**Instructions for the task:** Take every line where the string "name" appears and copy it.

++++ Dataset extract ++++

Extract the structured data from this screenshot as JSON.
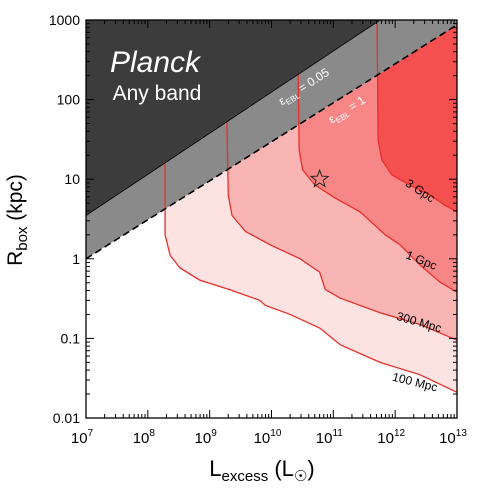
{
  "chart_data": {
    "type": "contour",
    "x_label": {
      "text": "L",
      "sub": "excess",
      "rest": " (L",
      "symbol": "☉",
      "end": ")"
    },
    "y_label": {
      "text": "R",
      "sub": "box",
      "rest": " (kpc)"
    },
    "xlim": [
      10000000,
      10000000000000
    ],
    "ylim": [
      0.01,
      1000
    ],
    "x_log": true,
    "y_log": true,
    "xticks": [
      {
        "value": 10000000,
        "label": "10",
        "exponent": "7"
      },
      {
        "value": 100000000,
        "label": "10",
        "exponent": "8"
      },
      {
        "value": 1000000000,
        "label": "10",
        "exponent": "9"
      },
      {
        "value": 10000000000,
        "label": "10",
        "exponent": "10"
      },
      {
        "value": 100000000000,
        "label": "10",
        "exponent": "11"
      },
      {
        "value": 1000000000000,
        "label": "10",
        "exponent": "12"
      },
      {
        "value": 10000000000000,
        "label": "10",
        "exponent": "13"
      }
    ],
    "yticks": [
      0.01,
      0.1,
      1,
      10,
      100,
      1000
    ],
    "excluded": {
      "label": "Planck",
      "sublabel": "Any band",
      "color": "#3c3c3c"
    },
    "limits": [
      {
        "label": "ε",
        "sub": "EBL",
        "rest": " = 0.05",
        "x": [
          10000000,
          570000000000
        ],
        "y": [
          3.5,
          1000
        ],
        "color": "#3c3c3c",
        "dashed": false
      },
      {
        "label": "ε",
        "sub": "EBL",
        "rest": " = 1",
        "x": [
          10000000,
          10000000000000
        ],
        "y": [
          1,
          870
        ],
        "color": "#8a8a8a",
        "dashed": true
      }
    ],
    "line_color": "#e8302a",
    "series": [
      {
        "name": "100 Mpc",
        "color": "#fde2e2",
        "x": [
          190000000,
          190000000,
          230000000,
          330000000,
          690000000,
          2100000000,
          6500000000,
          7900000000,
          20000000000,
          60000000000,
          130000000000,
          570000000000,
          2500000000000,
          10000000000000
        ],
        "y": [
          16,
          2,
          1.1,
          0.77,
          0.54,
          0.41,
          0.3,
          0.26,
          0.2,
          0.135,
          0.083,
          0.05,
          0.035,
          0.021
        ]
      },
      {
        "name": "300 Mpc",
        "color": "#f9b4b4",
        "x": [
          1900000000,
          2000000000,
          2300000000,
          3800000000,
          9500000000,
          29000000000,
          60000000000,
          74000000000,
          130000000000,
          570000000000,
          2500000000000,
          10000000000000
        ],
        "y": [
          54,
          6.3,
          3.5,
          2.2,
          1.5,
          1.0,
          0.68,
          0.41,
          0.32,
          0.21,
          0.15,
          0.095
        ]
      },
      {
        "name": "1 Gpc",
        "color": "#f78787",
        "x": [
          27000000000,
          28000000000,
          32000000000,
          50000000000,
          107000000000,
          270000000000,
          690000000000,
          1200000000000,
          2500000000000,
          5300000000000,
          10000000000000
        ],
        "y": [
          210,
          23,
          13,
          8.5,
          5.8,
          3.9,
          2.0,
          1.5,
          0.84,
          0.51,
          0.38
        ]
      },
      {
        "name": "3 Gpc",
        "color": "#f45050",
        "x": [
          510000000000,
          530000000000,
          610000000000,
          890000000000,
          1700000000000,
          3700000000000,
          6400000000000,
          10000000000000
        ],
        "y": [
          944,
          31,
          17.4,
          11.3,
          8.5,
          6.3,
          4.7,
          3.9
        ]
      }
    ],
    "marker": {
      "x": 60000000000,
      "y": 10
    }
  }
}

++++

**Output for this exercise:**
        "name": "100 Mpc",
        "name": "300 Mpc",
        "name": "1 Gpc",
        "name": "3 Gpc",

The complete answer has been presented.